→ **Zu erledigen**
Wie lautet im Text über die Liebe als Richtschnur des Handelns die Stelle zwischen „Diese und ähnliche“ und „(Markus 10, 43)“, beide eingeschlossen? Gib sie wortgetreu wieder.
═════ Seite ═════
Diese und ähnliche Argumentationen könnten durchaus überzeugen - wenn sie haltbar wären. Sind sie aber nicht. Sollten ausgerechnet die Gegner des Christentums Jesus persönlich getroffen und ihn über seine innersten Gedanken und Gefühle interviewt haben?! Zudem spricht und handelt Jesus auch auf seinem schweren Weg ans Kreuz und in den Tod stets nach der Liebe Gottes. Darum gilt besonders im Blick auf die von Angst und Tod bedrängten Menschen weiterhin Jesu Satz: »Bei euch soll das nicht so sein.« (Markus 10, 43)
Wie aber soll es dann „bei uns“ sein? Nun, das lehrt uns diesertage Sars-CoV-2 („Corona“): Im Kern ist es die Liebe, die für all unser Handeln leitend sein sollte. Liebe kommt dort zum Ausdruck, wo ich aus Rücksicht auf Abstand gehe. Liebe kommt dort zum Ausdruck, wo sture Gesetzeshörigkeit durch großzügige Barmherzigkeit abgelöst wird. Liebe kommt dort zum Ausdruck, wo nicht Angst sondern Vertrauen ist. Liebe kommt dort zum Ausdruck, wo Hilfsbedürftigkeit Hilfe erfährt, ohne danach zu fragen, was man dafür bekommt oder davon hat. Liebe kommt dort zum Ausdruck, wo alle miteinander an einem Strang ziehen, statt sich gegenseitig fertigzumachen. Liebe kommt auch dort zum Ausdruck, wo ich den Zweifel zum guten Lehrer habe, damit aus leichtsinniger Zuversicht weise Hoffnung werden kann (wie Michael Köhlmeier es formuliert).
═════ Daten ═════
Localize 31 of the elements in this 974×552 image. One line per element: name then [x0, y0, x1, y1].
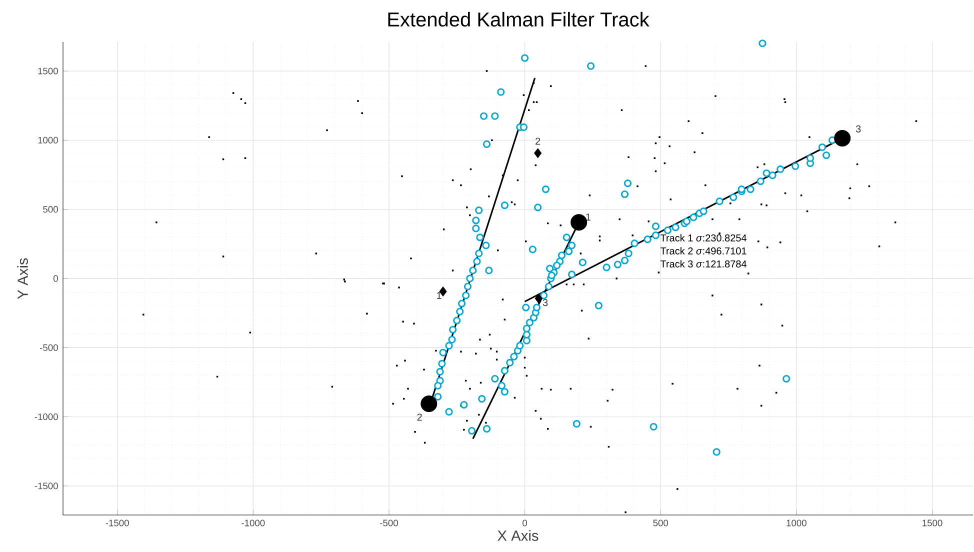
═════
→ **Antwort**
Diese und ähnliche Argumentationen könnten durchaus überzeugen - wenn sie haltbar wären. Sind sie aber nicht. Sollten ausgerechnet die Gegner des Christentums Jesus persönlich getroffen und ihn über seine innersten Gedanken und Gefühle interviewt haben?! Zudem spricht und handelt Jesus auch auf seinem schweren Weg ans Kreuz und in den Tod stets nach der Liebe Gottes. Darum gilt besonders im Blick auf die von Angst und Tod bedrängten Menschen weiterhin Jesu Satz: »Bei euch soll das nicht so sein.« (Markus 10, 43)